Study text
# # #
Addressing Clinical Limitations of Glutaminase Inhibitors: Novel Strategies for Osimertinib-Resistant Lung Cancer by Exploiting Glutamine Metabolic Dependency.

Overcoming acquired resistance to Osimertinib remains a critical challenge in treating NSCLC. This research indicates that Osimertinib-resistant cells exhibit a strong dependence on glutamine metabolism. However, targeting GLS1 shows limited anticancer effects, probably because it cannot fully block the glutamine metabolic pathway. The investigation reveals that a more effective strategy involves simultaneously inhibiting both ASCT2 and GLS1. After confirming the efficacy of this dual-targeting approach against Osimertinib-resistant cells in preclinical models, the potential of utilizing a broad-spectrum glutamine metabolism antagonist is further explored to achieve superior antitumor efficacy. DON, broad-spectrum glutamine antagonist, presents toxicity issues. Herein, the high NQO1 expression in Osimertinib-resistant NSCLC cells is leveraged to design an NQO1-responsive DON prodrug, 10e (LBJ-10e). This prodrug demonstrates superior safety compared to natural DON and greater antitumor activity against resistant tumors compared to the clinical phase II drug DRP104. These findings may address the clinical limitations of GLS1 allosteric inhibitors and underscore prodrug strategies in effectively treating Osimertinib-resistant lung cancer, providing a foundation for future clinical trials.
# # #
Source data
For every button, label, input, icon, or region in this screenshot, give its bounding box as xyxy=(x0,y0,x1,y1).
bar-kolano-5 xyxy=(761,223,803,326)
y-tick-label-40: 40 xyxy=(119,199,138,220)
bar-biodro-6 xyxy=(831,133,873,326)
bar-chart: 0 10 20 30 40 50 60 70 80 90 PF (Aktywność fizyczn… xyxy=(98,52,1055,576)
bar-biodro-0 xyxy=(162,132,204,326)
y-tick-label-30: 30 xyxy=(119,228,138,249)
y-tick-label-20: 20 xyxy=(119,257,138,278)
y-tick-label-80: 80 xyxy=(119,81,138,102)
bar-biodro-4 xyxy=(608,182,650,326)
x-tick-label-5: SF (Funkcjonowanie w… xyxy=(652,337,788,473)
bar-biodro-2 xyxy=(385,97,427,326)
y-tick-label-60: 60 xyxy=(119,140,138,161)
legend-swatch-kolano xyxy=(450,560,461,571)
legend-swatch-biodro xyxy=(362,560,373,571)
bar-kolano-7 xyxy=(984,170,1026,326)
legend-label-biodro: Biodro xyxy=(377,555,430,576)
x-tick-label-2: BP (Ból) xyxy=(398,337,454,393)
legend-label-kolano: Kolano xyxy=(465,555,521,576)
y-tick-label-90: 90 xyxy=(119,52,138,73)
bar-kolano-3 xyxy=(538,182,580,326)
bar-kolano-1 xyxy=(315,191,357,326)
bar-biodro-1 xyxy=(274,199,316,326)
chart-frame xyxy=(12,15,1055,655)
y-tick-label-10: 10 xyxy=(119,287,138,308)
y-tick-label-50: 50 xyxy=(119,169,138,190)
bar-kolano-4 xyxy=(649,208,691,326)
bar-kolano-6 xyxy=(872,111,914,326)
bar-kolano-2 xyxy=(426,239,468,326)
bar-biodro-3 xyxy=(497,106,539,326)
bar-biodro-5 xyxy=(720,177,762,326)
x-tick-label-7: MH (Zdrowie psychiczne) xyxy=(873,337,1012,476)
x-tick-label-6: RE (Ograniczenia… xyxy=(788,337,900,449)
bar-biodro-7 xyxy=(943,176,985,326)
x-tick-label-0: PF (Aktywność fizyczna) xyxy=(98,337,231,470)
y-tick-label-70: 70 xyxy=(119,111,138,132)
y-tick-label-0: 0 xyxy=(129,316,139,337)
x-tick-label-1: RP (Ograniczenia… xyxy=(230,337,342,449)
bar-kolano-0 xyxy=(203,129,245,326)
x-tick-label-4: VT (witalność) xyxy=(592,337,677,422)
# # #
Required action
Please say whether each statement agrees with the abstract, answering yes or no and quoting the deciding words: 1. Targeting GLS1 on its own gives strong anticancer effects. 2. The prodrug 10e is built to respond to NQO1. 3. DRP104 showed greater antitumor activity against resistant tumors than 10e. The records have no connection to the abstract.

Response box
1. No: "targeting GLS1 shows limited anticancer effects"
2. Yes: "design an NQO1-responsive DON prodrug, 10e (LBJ-10e)"
3. No: "greater antitumor activity against resistant tumors compared to the clinical phase II drug DRP104"